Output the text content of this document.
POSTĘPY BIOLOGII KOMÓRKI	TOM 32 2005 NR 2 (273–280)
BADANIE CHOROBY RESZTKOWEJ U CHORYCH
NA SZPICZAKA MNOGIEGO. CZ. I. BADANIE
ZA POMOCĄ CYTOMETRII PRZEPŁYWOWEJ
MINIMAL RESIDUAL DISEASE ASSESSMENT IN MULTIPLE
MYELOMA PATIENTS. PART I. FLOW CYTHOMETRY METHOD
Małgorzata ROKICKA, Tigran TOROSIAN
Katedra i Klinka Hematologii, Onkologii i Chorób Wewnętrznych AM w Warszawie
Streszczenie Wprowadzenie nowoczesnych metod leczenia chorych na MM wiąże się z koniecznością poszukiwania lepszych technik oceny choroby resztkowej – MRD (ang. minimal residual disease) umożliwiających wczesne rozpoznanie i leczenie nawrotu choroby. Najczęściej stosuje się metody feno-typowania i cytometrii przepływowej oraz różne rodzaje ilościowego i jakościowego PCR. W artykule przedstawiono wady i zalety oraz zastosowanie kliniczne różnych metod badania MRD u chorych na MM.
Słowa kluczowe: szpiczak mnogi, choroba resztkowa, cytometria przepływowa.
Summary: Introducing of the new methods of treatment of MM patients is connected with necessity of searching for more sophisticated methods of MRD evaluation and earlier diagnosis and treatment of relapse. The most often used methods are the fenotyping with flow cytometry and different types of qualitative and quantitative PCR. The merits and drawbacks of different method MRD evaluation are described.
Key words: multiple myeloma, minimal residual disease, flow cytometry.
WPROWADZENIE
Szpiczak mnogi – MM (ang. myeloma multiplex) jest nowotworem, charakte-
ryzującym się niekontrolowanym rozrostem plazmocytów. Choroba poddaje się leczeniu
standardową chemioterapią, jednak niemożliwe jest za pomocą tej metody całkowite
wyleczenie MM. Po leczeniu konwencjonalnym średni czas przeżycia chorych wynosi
■ ■ ■ ■
→ **EXERCISE**: Look through the entries above and find each line where the word "leczeniu" occurs; copy those lines.

→ **RESPONSE TO THIS EXERCISE**:
ryzującym się niekontrolowanym rozrostem plazmocytów. Choroba poddaje się leczeniu
wyleczenie MM. Po leczeniu konwencjonalnym średni czas przeżycia chorych wynosi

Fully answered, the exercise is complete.